PROBLEM STATEMENT:
Check each line of the data for "description" and select those that have it.

Dataset items:
+ + +

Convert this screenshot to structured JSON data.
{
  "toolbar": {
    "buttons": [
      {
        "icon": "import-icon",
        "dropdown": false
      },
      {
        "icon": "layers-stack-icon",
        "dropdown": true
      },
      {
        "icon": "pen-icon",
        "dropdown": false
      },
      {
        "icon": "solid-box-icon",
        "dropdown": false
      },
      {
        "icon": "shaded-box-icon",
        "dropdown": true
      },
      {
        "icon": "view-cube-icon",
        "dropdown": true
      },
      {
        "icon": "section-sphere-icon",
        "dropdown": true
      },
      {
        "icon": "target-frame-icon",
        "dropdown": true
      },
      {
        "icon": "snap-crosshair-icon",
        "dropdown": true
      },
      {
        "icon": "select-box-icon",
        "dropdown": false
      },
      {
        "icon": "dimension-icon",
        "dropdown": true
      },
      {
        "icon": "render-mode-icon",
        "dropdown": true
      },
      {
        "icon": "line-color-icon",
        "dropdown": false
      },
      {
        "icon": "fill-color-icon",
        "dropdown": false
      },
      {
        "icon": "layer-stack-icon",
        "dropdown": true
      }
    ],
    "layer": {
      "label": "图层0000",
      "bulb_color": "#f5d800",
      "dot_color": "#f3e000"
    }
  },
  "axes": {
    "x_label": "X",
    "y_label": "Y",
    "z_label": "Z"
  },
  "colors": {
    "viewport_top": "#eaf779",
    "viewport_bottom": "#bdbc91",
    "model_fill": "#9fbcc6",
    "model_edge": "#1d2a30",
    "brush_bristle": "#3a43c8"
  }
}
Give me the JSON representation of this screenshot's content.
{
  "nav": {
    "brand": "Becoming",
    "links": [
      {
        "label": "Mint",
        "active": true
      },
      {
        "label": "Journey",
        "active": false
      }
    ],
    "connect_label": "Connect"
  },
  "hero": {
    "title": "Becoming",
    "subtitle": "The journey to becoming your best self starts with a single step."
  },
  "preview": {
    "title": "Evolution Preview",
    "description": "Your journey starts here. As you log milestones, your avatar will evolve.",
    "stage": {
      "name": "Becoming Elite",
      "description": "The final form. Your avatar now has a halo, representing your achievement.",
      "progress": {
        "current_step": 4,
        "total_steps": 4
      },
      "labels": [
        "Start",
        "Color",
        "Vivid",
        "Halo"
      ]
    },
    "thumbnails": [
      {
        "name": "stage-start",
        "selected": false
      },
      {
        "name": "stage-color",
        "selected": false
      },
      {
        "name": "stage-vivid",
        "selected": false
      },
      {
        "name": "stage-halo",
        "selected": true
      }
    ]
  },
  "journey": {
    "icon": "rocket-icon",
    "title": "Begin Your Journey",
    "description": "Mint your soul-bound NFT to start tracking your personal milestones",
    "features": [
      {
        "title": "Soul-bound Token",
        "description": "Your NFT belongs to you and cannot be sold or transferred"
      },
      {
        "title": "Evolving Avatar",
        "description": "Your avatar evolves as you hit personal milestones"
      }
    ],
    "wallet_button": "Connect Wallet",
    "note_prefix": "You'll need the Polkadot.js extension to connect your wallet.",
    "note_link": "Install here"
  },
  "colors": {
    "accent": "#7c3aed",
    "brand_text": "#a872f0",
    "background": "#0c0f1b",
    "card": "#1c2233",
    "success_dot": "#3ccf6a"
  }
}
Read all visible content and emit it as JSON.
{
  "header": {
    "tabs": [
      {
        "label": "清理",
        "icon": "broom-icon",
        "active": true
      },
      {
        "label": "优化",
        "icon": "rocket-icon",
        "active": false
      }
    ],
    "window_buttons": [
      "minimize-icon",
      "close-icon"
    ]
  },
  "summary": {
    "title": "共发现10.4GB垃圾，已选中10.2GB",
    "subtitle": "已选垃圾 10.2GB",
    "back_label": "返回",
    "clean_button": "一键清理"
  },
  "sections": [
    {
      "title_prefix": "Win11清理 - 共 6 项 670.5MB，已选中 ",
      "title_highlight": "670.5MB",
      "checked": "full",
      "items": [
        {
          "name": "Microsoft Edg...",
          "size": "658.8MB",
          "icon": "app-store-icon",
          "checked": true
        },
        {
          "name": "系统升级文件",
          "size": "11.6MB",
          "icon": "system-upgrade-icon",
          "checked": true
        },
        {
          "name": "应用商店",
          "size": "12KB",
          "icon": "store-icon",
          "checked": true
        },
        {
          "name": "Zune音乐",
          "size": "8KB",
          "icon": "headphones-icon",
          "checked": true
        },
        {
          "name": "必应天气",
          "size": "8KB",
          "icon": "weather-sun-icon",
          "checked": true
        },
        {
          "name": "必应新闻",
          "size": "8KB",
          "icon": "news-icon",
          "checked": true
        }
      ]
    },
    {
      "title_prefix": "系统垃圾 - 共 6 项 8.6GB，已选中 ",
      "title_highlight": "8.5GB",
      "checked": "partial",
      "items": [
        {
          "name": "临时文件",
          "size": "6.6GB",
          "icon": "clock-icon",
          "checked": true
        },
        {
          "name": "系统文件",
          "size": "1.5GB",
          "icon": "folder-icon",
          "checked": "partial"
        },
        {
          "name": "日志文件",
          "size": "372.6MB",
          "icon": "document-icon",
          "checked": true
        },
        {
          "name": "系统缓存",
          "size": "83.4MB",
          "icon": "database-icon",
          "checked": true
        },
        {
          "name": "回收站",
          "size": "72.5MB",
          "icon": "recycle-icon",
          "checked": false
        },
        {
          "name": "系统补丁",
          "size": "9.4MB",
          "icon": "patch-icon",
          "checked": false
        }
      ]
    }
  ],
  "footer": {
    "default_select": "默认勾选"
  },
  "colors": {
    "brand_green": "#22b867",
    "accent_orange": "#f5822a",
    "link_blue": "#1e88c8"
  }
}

+ + +

THE RESULT:
    "description": "Your journey starts here. As you log milestones, your avatar will evolve.",
      "description": "The final form. Your avatar now has a halo, representing your achievement.",
    "description": "Mint your soul-bound NFT to start tracking your personal milestones",
        "description": "Your NFT belongs to you and cannot be sold or transferred"
        "description": "Your avatar evolves as you hit personal milestones"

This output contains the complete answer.